§ **REQUIRED WORK**
All of the data needs to be repeated exactly.
+++
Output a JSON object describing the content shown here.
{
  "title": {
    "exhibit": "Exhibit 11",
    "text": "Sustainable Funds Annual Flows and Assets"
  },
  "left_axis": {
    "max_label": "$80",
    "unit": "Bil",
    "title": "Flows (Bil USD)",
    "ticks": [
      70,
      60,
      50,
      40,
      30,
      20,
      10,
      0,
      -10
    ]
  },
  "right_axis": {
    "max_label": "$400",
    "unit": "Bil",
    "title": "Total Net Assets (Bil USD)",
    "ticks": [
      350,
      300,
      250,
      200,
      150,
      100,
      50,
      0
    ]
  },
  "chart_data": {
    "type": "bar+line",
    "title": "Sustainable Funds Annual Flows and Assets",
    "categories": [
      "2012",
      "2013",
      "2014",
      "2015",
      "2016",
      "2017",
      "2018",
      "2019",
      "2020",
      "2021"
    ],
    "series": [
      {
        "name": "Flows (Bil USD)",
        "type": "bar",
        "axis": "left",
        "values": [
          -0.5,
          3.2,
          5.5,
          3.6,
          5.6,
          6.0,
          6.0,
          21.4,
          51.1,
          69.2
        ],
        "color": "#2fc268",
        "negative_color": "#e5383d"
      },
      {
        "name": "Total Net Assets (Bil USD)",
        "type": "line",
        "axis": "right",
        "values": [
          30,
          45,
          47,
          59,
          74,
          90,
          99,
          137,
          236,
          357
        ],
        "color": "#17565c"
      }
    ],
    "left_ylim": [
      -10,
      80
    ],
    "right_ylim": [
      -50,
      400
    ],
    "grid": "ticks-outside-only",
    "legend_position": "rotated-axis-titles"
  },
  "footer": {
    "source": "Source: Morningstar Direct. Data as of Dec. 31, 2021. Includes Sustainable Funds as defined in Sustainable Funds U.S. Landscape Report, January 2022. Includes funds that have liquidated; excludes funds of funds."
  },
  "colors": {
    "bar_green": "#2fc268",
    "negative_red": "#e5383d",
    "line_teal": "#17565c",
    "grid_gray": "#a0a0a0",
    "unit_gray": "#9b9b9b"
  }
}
+++
§ **THE ANSWER**
Output a JSON object describing the content shown here.
{
  "title": {
    "exhibit": "Exhibit 11",
    "text": "Sustainable Funds Annual Flows and Assets"
  },
  "left_axis": {
    "max_label": "$80",
    "unit": "Bil",
    "title": "Flows (Bil USD)",
    "ticks": [
      70,
      60,
      50,
      40,
      30,
      20,
      10,
      0,
      -10
    ]
  },
  "right_axis": {
    "max_label": "$400",
    "unit": "Bil",
    "title": "Total Net Assets (Bil USD)",
    "ticks": [
      350,
      300,
      250,
      200,
      150,
      100,
      50,
      0
    ]
  },
  "chart_data": {
    "type": "bar+line",
    "title": "Sustainable Funds Annual Flows and Assets",
    "categories": [
      "2012",
      "2013",
      "2014",
      "2015",
      "2016",
      "2017",
      "2018",
      "2019",
      "2020",
      "2021"
    ],
    "series": [
      {
        "name": "Flows (Bil USD)",
        "type": "bar",
        "axis": "left",
        "values": [
          -0.5,
          3.2,
          5.5,
          3.6,
          5.6,
          6.0,
          6.0,
          21.4,
          51.1,
          69.2
        ],
        "color": "#2fc268",
        "negative_color": "#e5383d"
      },
      {
        "name": "Total Net Assets (Bil USD)",
        "type": "line",
        "axis": "right",
        "values": [
          30,
          45,
          47,
          59,
          74,
          90,
          99,
          137,
          236,
          357
        ],
        "color": "#17565c"
      }
    ],
    "left_ylim": [
      -10,
      80
    ],
    "right_ylim": [
      -50,
      400
    ],
    "grid": "ticks-outside-only",
    "legend_position": "rotated-axis-titles"
  },
  "footer": {
    "source": "Source: Morningstar Direct. Data as of Dec. 31, 2021. Includes Sustainable Funds as defined in Sustainable Funds U.S. Landscape Report, January 2022. Includes funds that have liquidated; excludes funds of funds."
  },
  "colors": {
    "bar_green": "#2fc268",
    "negative_red": "#e5383d",
    "line_teal": "#17565c",
    "grid_gray": "#a0a0a0",
    "unit_gray": "#9b9b9b"
  }
}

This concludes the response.